GOAL: Omit every picture, then give all the entries again exactly.
________________________________________
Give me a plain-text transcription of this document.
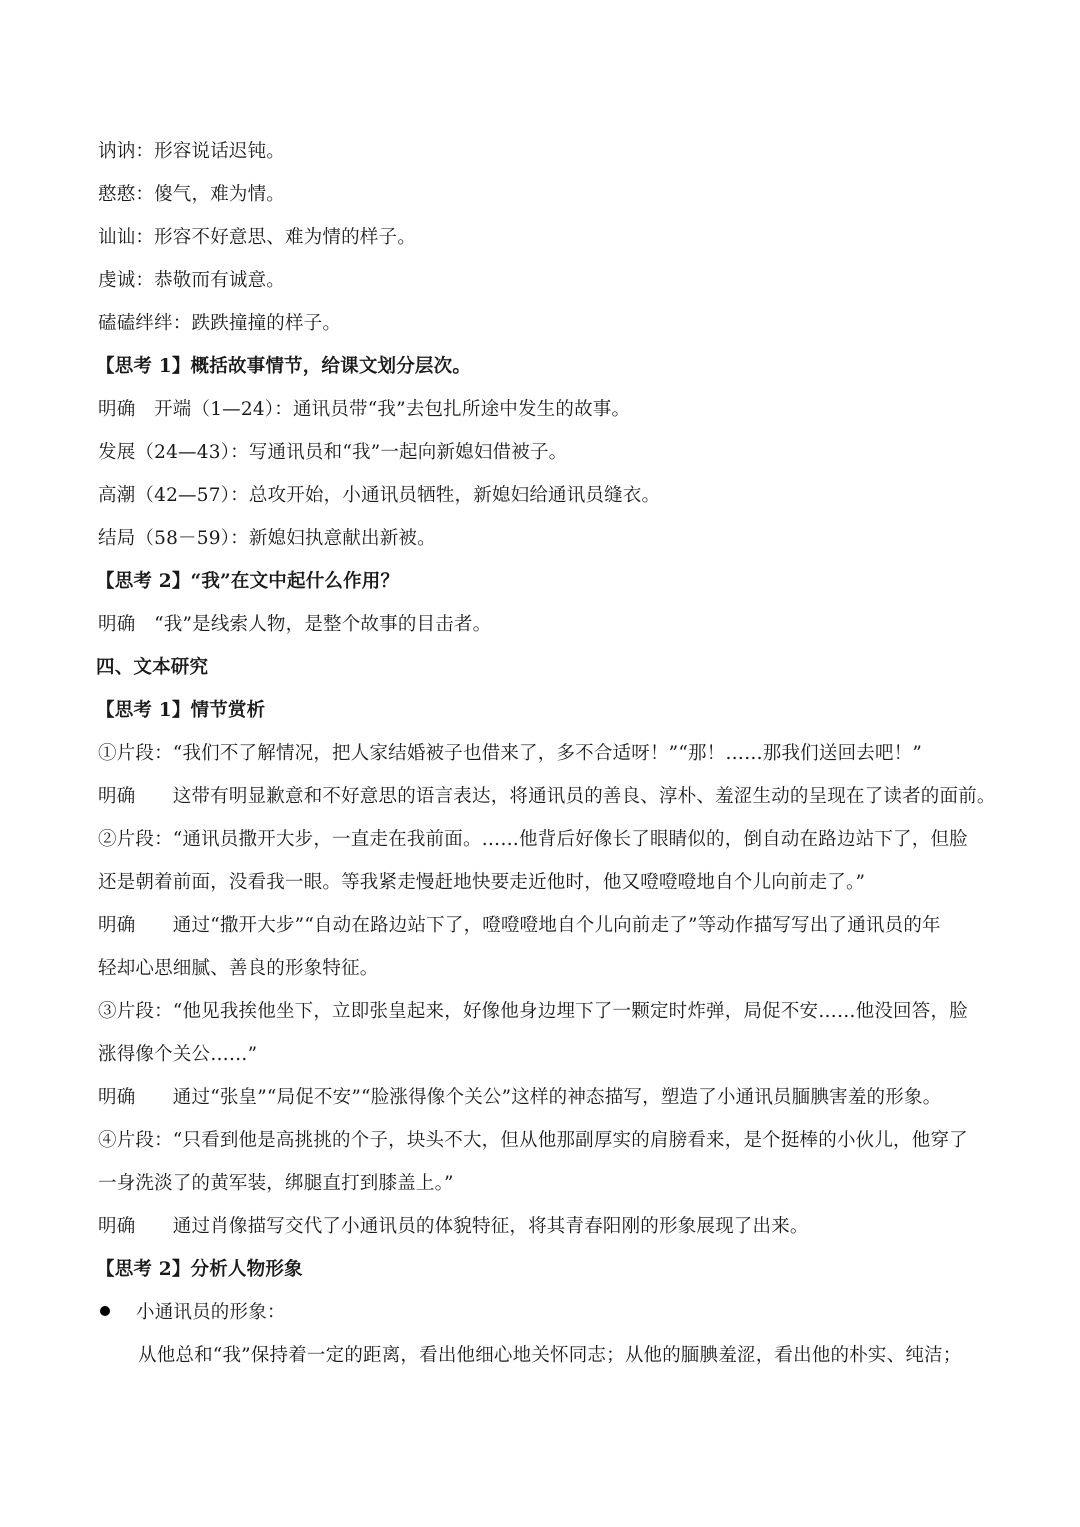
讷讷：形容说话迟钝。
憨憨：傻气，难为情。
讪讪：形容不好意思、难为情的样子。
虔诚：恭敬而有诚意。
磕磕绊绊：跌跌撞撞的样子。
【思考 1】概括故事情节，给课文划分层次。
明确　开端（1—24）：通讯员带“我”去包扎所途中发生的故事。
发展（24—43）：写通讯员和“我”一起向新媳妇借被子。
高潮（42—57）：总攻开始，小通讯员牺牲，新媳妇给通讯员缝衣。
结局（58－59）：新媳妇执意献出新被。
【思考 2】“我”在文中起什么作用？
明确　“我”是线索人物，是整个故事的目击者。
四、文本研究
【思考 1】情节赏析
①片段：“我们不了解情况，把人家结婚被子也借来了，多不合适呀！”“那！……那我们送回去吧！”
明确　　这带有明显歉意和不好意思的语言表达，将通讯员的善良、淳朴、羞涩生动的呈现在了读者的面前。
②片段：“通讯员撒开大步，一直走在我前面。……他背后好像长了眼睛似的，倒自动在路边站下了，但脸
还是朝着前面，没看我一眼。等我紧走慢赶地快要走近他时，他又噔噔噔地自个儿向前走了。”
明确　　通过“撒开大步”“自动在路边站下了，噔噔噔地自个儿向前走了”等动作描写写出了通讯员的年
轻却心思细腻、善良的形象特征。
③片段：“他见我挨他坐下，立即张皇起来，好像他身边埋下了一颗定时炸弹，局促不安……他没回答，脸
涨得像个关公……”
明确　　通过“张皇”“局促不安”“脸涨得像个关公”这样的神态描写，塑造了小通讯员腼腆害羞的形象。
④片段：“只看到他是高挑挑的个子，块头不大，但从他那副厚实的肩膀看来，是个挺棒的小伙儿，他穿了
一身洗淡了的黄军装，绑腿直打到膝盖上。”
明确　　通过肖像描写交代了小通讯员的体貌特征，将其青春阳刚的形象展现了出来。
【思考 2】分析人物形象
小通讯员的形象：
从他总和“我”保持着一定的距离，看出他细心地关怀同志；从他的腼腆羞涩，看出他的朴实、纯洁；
________________________________________
FINAL RESULT:
Give me a plain-text transcription of this document.
讷讷：形容说话迟钝。
憨憨：傻气，难为情。
讪讪：形容不好意思、难为情的样子。
虔诚：恭敬而有诚意。
磕磕绊绊：跌跌撞撞的样子。
【思考 1】概括故事情节，给课文划分层次。
明确　开端（1—24）：通讯员带“我”去包扎所途中发生的故事。
发展（24—43）：写通讯员和“我”一起向新媳妇借被子。
高潮（42—57）：总攻开始，小通讯员牺牲，新媳妇给通讯员缝衣。
结局（58－59）：新媳妇执意献出新被。
【思考 2】“我”在文中起什么作用？
明确　“我”是线索人物，是整个故事的目击者。
四、文本研究
【思考 1】情节赏析
①片段：“我们不了解情况，把人家结婚被子也借来了，多不合适呀！”“那！……那我们送回去吧！”
明确　　这带有明显歉意和不好意思的语言表达，将通讯员的善良、淳朴、羞涩生动的呈现在了读者的面前。
②片段：“通讯员撒开大步，一直走在我前面。……他背后好像长了眼睛似的，倒自动在路边站下了，但脸
还是朝着前面，没看我一眼。等我紧走慢赶地快要走近他时，他又噔噔噔地自个儿向前走了。”
明确　　通过“撒开大步”“自动在路边站下了，噔噔噔地自个儿向前走了”等动作描写写出了通讯员的年
轻却心思细腻、善良的形象特征。
③片段：“他见我挨他坐下，立即张皇起来，好像他身边埋下了一颗定时炸弹，局促不安……他没回答，脸
涨得像个关公……”
明确　　通过“张皇”“局促不安”“脸涨得像个关公”这样的神态描写，塑造了小通讯员腼腆害羞的形象。
④片段：“只看到他是高挑挑的个子，块头不大，但从他那副厚实的肩膀看来，是个挺棒的小伙儿，他穿了
一身洗淡了的黄军装，绑腿直打到膝盖上。”
明确　　通过肖像描写交代了小通讯员的体貌特征，将其青春阳刚的形象展现了出来。
【思考 2】分析人物形象
小通讯员的形象：
从他总和“我”保持着一定的距离，看出他细心地关怀同志；从他的腼腆羞涩，看出他的朴实、纯洁；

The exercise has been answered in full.